▶ _Text excerpt_:

The aftermath of Cyclone Mick kept the skies gray and misty for the following three days. Nearby villages sent word of their damages; Nakavika was one of the luckier communities, thanks to their relocation. For decades, Nakavika sat in a nook of a river bend, level with the mighty Luva, until the mid 1950s when a massive storm flooded the entire inhabited plain.
The new location had me feeling quite safe – surrounded by the cover of mountains, sitting above the ravines, and relatively out of the bush. Normally Nakavika was a sunny, colorful paradise (forget the swarms of flies), but this week, it presented its difficulties by the bucket load.
Wash Them Hands!
The day following the most intense storm activity, Garrett and I took advantage of the sopping ambiance by focusing our project objectives on a theme involving lots and lots of wai (Fijian for water): hand-washing week. Starting off on day one, we created competitive games with slippery soap and scrubbing techniques while we all stood outside in the misty air. And since the village’s source of water was disconnected by torrential water power knocking out the pipes, we filled buckets from the dripping eaves to make the hand washing possible.
We noticed there wasn’t a pressing urge by anyone to wash their hands with soap after any dirty activity (other than slaughtering animals, thankfully), especially when the tap didn’t work. Garrett and I sometimes had to work all morning to figure out how to get water for our next lesson plan with the kids. Our efforts and sweat had to have made an impression on the observing few, and we exploited those moments as if they were the lessons themselves.

▶ _What to work on_:
(1) In the account of Nakavika, rewrite the paragraph that opens "The day following the most intense storm activity" as a short bulleted list that keeps its main facts.
(2) Turn the entries, from their first line through the line holding "The locking mechanism A is at (62, 441).", inclusive, into a JSON list of strings with one string per line and blank lines left out.

Stored items from a collection
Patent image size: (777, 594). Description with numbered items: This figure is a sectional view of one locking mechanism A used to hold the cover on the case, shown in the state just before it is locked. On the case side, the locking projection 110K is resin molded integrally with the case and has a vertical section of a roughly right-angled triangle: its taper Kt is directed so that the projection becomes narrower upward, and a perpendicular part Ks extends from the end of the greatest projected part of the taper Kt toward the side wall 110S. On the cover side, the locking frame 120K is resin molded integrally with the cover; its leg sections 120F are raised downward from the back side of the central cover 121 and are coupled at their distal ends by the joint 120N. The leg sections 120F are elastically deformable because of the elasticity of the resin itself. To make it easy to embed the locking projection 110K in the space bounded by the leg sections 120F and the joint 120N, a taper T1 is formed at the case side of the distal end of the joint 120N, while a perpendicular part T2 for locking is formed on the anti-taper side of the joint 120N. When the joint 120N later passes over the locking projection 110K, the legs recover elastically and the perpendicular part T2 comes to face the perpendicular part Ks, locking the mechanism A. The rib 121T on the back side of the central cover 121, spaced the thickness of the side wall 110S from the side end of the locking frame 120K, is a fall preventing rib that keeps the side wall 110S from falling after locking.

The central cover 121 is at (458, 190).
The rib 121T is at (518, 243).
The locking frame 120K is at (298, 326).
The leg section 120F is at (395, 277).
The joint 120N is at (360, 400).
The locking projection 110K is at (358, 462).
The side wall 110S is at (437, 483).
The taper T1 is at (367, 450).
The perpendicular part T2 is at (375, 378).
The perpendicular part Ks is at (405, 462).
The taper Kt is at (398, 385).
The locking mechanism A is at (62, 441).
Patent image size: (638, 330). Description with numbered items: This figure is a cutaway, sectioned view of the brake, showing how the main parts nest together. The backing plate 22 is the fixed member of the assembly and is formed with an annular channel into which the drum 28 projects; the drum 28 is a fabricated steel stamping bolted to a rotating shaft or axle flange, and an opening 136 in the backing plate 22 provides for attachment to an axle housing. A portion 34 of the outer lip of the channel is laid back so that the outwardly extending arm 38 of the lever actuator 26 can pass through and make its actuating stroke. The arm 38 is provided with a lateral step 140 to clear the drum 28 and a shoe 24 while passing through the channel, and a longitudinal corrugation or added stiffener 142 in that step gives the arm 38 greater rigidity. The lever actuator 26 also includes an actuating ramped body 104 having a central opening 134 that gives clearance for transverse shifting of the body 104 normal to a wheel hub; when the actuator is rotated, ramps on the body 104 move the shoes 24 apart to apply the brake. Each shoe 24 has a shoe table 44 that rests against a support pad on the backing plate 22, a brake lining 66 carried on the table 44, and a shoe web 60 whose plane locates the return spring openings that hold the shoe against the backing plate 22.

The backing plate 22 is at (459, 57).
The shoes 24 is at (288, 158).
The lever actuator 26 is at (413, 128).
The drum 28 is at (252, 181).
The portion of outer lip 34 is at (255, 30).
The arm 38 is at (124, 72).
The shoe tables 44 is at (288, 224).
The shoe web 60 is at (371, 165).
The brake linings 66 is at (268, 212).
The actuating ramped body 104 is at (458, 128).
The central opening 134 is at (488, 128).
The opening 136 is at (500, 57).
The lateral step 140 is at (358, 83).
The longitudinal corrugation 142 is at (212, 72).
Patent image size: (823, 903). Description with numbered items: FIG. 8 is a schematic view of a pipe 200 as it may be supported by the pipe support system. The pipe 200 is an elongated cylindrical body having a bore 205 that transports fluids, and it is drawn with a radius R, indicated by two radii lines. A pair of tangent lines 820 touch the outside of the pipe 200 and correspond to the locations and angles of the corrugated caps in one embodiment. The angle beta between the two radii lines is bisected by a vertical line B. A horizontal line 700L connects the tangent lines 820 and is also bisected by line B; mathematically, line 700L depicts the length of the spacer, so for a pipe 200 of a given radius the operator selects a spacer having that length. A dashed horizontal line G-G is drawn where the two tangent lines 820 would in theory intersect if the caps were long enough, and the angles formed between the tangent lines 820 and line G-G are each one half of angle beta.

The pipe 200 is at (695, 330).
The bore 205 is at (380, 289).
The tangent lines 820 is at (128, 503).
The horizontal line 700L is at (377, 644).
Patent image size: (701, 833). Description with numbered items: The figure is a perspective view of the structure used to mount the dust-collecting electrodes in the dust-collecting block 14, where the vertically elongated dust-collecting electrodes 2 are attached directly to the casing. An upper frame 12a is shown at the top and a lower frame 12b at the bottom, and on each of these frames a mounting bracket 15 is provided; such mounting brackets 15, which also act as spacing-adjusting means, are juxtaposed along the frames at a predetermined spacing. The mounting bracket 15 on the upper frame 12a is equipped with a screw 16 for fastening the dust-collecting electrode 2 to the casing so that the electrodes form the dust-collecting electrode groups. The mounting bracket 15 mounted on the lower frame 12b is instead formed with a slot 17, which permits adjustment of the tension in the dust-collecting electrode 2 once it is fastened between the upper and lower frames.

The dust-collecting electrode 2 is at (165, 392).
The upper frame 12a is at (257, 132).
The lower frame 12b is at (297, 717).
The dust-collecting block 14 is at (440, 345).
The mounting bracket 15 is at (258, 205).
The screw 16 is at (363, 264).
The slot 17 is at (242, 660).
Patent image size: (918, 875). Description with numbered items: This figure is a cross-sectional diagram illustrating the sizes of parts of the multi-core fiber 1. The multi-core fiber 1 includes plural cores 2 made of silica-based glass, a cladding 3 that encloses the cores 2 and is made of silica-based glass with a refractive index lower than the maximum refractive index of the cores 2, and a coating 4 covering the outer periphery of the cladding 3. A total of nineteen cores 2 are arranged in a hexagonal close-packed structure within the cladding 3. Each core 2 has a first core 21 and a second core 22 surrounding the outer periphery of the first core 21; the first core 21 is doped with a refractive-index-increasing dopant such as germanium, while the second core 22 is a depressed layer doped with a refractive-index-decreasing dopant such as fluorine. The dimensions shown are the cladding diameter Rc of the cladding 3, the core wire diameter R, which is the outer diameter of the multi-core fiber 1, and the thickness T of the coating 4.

▶ _Answers to the exercise_:
(1)
- The day after the most intense storm activity, Garrett and I built our project around wai (Fijian for water) with a hand-washing week.
- On day one, we ran competitive games with slippery soap and scrubbing techniques outside in the misty air.
- Torrential water had knocked out the pipes and cut off the village's water source.
- We filled buckets from the dripping eaves so the hand washing could go ahead.

(2)
[
  "Patent image size: (777, 594). Description with numbered items: This figure is a sectional view of one locking mechanism A used to hold the cover on the case, shown in the state just before it is locked. On the case side, the locking projection 110K is resin molded integrally with the case and has a vertical section of a roughly right-angled triangle: its taper Kt is directed so that the projection becomes narrower upward, and a perpendicular part Ks extends from the end of the greatest projected part of the taper Kt toward the side wall 110S. On the cover side, the locking frame 120K is resin molded integrally with the cover; its leg sections 120F are raised downward from the back side of the central cover 121 and are coupled at their distal ends by the joint 120N. The leg sections 120F are elastically deformable because of the elasticity of the resin itself. To make it easy to embed the locking projection 110K in the space bounded by the leg sections 120F and the joint 120N, a taper T1 is formed at the case side of the distal end of the joint 120N, while a perpendicular part T2 for locking is formed on the anti-taper side of the joint 120N. When the joint 120N later passes over the locking projection 110K, the legs recover elastically and the perpendicular part T2 comes to face the perpendicular part Ks, locking the mechanism A. The rib 121T on the back side of the central cover 121, spaced the thickness of the side wall 110S from the side end of the locking frame 120K, is a fall preventing rib that keeps the side wall 110S from falling after locking.",
  "The central cover 121 is at (458, 190).",
  "The rib 121T is at (518, 243).",
  "The locking frame 120K is at (298, 326).",
  "The leg section 120F is at (395, 277).",
  "The joint 120N is at (360, 400).",
  "The locking projection 110K is at (358, 462).",
  "The side wall 110S is at (437, 483).",
  "The taper T1 is at (367, 450).",
  "The perpendicular part T2 is at (375, 378).",
  "The perpendicular part Ks is at (405, 462).",
  "The taper Kt is at (398, 385).",
  "The locking mechanism A is at (62, 441)."
]